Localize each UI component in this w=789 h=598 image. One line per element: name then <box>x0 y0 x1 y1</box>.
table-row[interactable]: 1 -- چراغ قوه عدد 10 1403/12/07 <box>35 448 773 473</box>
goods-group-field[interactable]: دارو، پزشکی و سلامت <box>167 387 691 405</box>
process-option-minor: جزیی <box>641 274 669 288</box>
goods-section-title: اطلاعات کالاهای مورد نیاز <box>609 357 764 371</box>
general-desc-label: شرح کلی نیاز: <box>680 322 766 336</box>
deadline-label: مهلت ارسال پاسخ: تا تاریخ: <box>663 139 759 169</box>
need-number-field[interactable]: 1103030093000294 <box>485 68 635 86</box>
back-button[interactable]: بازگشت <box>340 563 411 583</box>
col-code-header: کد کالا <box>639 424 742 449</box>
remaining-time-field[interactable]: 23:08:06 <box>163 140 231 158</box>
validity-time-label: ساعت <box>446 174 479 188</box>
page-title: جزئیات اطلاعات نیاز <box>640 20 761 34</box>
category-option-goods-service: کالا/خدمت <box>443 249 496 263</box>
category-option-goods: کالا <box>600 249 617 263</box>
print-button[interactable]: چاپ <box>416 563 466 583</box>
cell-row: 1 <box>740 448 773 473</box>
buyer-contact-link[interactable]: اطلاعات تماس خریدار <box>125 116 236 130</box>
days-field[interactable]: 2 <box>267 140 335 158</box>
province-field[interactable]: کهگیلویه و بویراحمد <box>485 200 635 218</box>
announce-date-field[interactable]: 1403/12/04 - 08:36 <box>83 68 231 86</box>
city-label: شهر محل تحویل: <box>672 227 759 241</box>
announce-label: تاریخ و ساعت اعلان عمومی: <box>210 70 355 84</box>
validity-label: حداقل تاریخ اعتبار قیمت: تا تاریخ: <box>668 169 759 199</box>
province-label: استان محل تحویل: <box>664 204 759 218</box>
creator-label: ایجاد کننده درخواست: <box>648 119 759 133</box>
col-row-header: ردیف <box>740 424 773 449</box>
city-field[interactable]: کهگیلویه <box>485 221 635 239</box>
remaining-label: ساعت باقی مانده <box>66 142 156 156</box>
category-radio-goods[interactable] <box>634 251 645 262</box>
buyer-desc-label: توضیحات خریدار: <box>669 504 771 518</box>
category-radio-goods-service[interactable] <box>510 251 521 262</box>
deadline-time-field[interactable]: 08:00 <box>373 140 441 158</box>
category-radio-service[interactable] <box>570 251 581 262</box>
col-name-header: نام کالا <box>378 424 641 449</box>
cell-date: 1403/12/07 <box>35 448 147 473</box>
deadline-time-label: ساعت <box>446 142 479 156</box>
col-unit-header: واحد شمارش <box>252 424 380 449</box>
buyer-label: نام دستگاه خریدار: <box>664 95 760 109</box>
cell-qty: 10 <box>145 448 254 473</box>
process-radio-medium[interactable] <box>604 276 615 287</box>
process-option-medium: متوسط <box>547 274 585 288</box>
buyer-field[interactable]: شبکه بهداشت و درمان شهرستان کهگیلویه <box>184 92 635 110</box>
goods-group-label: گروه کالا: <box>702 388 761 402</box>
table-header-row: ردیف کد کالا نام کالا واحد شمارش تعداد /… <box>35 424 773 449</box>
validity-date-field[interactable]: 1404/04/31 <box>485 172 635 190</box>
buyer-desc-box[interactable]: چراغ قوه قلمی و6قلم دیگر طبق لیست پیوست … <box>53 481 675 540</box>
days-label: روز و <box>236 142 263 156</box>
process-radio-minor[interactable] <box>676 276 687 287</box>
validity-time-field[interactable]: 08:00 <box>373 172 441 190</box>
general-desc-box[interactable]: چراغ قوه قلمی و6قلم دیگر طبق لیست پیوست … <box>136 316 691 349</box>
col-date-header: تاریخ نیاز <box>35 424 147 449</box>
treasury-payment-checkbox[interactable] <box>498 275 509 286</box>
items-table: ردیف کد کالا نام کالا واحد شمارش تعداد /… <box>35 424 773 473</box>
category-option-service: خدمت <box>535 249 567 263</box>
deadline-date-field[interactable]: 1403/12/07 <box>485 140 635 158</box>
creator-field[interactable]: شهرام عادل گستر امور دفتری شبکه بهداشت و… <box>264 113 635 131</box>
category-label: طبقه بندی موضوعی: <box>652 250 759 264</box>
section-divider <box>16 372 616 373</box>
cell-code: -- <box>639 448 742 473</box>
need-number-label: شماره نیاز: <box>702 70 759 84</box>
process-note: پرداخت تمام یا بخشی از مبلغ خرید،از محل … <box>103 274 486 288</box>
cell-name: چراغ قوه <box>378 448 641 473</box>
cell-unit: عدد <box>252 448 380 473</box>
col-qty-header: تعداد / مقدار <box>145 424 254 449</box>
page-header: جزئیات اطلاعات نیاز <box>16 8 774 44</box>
________________________
Short exercise: Please rewrite the items above, replacing "interactable" with "clickable" wherever it occurs. Keep everything else unchanged.

Exercise solution:
Localize each UI component in this w=789 h=598 image. One line per element: name then <box>x0 y0 x1 y1</box>.
table-row[clickable]: 1 -- چراغ قوه عدد 10 1403/12/07 <box>35 448 773 473</box>
goods-group-field[clickable]: دارو، پزشکی و سلامت <box>167 387 691 405</box>
process-option-minor: جزیی <box>641 274 669 288</box>
goods-section-title: اطلاعات کالاهای مورد نیاز <box>609 357 764 371</box>
general-desc-label: شرح کلی نیاز: <box>680 322 766 336</box>
deadline-label: مهلت ارسال پاسخ: تا تاریخ: <box>663 139 759 169</box>
need-number-field[clickable]: 1103030093000294 <box>485 68 635 86</box>
back-button[clickable]: بازگشت <box>340 563 411 583</box>
col-code-header: کد کالا <box>639 424 742 449</box>
remaining-time-field[clickable]: 23:08:06 <box>163 140 231 158</box>
validity-time-label: ساعت <box>446 174 479 188</box>
page-title: جزئیات اطلاعات نیاز <box>640 20 761 34</box>
category-option-goods-service: کالا/خدمت <box>443 249 496 263</box>
category-option-goods: کالا <box>600 249 617 263</box>
print-button[clickable]: چاپ <box>416 563 466 583</box>
cell-row: 1 <box>740 448 773 473</box>
buyer-contact-link[clickable]: اطلاعات تماس خریدار <box>125 116 236 130</box>
days-field[clickable]: 2 <box>267 140 335 158</box>
province-field[clickable]: کهگیلویه و بویراحمد <box>485 200 635 218</box>
announce-date-field[clickable]: 1403/12/04 - 08:36 <box>83 68 231 86</box>
city-label: شهر محل تحویل: <box>672 227 759 241</box>
announce-label: تاریخ و ساعت اعلان عمومی: <box>210 70 355 84</box>
validity-label: حداقل تاریخ اعتبار قیمت: تا تاریخ: <box>668 169 759 199</box>
province-label: استان محل تحویل: <box>664 204 759 218</box>
creator-label: ایجاد کننده درخواست: <box>648 119 759 133</box>
col-row-header: ردیف <box>740 424 773 449</box>
city-field[clickable]: کهگیلویه <box>485 221 635 239</box>
remaining-label: ساعت باقی مانده <box>66 142 156 156</box>
category-radio-goods[clickable] <box>634 251 645 262</box>
buyer-desc-label: توضیحات خریدار: <box>669 504 771 518</box>
category-radio-goods-service[clickable] <box>510 251 521 262</box>
deadline-time-field[clickable]: 08:00 <box>373 140 441 158</box>
category-radio-service[clickable] <box>570 251 581 262</box>
col-name-header: نام کالا <box>378 424 641 449</box>
cell-date: 1403/12/07 <box>35 448 147 473</box>
deadline-time-label: ساعت <box>446 142 479 156</box>
col-unit-header: واحد شمارش <box>252 424 380 449</box>
buyer-label: نام دستگاه خریدار: <box>664 95 760 109</box>
cell-qty: 10 <box>145 448 254 473</box>
process-radio-medium[clickable] <box>604 276 615 287</box>
process-option-medium: متوسط <box>547 274 585 288</box>
buyer-field[clickable]: شبکه بهداشت و درمان شهرستان کهگیلویه <box>184 92 635 110</box>
goods-group-label: گروه کالا: <box>702 388 761 402</box>
table-header-row: ردیف کد کالا نام کالا واحد شمارش تعداد /… <box>35 424 773 449</box>
validity-date-field[clickable]: 1404/04/31 <box>485 172 635 190</box>
buyer-desc-box[clickable]: چراغ قوه قلمی و6قلم دیگر طبق لیست پیوست … <box>53 481 675 540</box>
days-label: روز و <box>236 142 263 156</box>
process-radio-minor[clickable] <box>676 276 687 287</box>
validity-time-field[clickable]: 08:00 <box>373 172 441 190</box>
general-desc-box[clickable]: چراغ قوه قلمی و6قلم دیگر طبق لیست پیوست … <box>136 316 691 349</box>
col-date-header: تاریخ نیاز <box>35 424 147 449</box>
treasury-payment-checkbox[clickable] <box>498 275 509 286</box>
items-table: ردیف کد کالا نام کالا واحد شمارش تعداد /… <box>35 424 773 473</box>
category-option-service: خدمت <box>535 249 567 263</box>
deadline-date-field[clickable]: 1403/12/07 <box>485 140 635 158</box>
creator-field[clickable]: شهرام عادل گستر امور دفتری شبکه بهداشت و… <box>264 113 635 131</box>
category-label: طبقه بندی موضوعی: <box>652 250 759 264</box>
section-divider <box>16 372 616 373</box>
cell-code: -- <box>639 448 742 473</box>
need-number-label: شماره نیاز: <box>702 70 759 84</box>
process-note: پرداخت تمام یا بخشی از مبلغ خرید،از محل … <box>103 274 486 288</box>
cell-name: چراغ قوه <box>378 448 641 473</box>
cell-unit: عدد <box>252 448 380 473</box>
col-qty-header: تعداد / مقدار <box>145 424 254 449</box>
page-header: جزئیات اطلاعات نیاز <box>16 8 774 44</box>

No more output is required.